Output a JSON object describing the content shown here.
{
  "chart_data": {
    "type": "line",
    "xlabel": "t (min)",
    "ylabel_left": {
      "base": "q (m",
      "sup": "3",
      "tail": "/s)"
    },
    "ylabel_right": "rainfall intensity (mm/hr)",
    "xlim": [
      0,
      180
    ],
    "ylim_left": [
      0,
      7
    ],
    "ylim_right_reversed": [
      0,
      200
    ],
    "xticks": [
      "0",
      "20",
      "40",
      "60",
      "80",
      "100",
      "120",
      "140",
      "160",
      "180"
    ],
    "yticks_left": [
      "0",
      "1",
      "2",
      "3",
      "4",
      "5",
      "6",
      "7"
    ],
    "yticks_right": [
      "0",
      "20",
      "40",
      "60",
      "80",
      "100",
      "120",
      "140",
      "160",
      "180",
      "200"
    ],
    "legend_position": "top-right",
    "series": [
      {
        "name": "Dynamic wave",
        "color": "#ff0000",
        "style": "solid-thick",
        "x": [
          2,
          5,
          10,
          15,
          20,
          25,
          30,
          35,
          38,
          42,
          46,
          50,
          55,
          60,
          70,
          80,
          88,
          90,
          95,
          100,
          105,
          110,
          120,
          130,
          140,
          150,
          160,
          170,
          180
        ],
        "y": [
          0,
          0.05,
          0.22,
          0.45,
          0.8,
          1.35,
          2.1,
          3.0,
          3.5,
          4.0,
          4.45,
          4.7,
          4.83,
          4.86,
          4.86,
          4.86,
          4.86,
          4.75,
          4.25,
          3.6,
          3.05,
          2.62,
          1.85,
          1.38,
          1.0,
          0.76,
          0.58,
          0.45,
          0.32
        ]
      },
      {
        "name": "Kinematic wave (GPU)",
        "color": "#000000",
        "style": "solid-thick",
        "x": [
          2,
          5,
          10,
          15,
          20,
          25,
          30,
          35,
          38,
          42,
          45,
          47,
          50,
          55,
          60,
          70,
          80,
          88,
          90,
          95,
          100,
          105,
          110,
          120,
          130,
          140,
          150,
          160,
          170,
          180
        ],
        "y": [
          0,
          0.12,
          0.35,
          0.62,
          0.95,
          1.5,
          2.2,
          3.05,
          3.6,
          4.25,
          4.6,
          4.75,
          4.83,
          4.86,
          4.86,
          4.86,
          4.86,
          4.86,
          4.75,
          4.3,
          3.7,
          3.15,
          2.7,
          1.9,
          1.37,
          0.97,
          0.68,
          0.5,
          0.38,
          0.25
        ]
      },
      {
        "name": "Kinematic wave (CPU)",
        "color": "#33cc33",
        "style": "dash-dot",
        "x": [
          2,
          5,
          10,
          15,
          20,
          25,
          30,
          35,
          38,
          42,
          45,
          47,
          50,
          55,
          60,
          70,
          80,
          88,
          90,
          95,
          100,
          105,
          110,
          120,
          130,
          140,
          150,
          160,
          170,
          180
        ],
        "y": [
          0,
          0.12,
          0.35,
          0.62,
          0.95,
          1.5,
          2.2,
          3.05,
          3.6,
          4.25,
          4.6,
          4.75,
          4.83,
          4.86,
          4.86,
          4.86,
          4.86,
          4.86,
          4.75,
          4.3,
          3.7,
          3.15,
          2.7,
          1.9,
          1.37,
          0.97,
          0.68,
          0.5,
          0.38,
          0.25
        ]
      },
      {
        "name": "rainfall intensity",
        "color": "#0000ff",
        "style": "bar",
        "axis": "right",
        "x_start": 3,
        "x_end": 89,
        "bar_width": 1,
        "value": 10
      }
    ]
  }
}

•••

A line counts if it holds the word "style". How many lines of the entries count? Give the number only.

4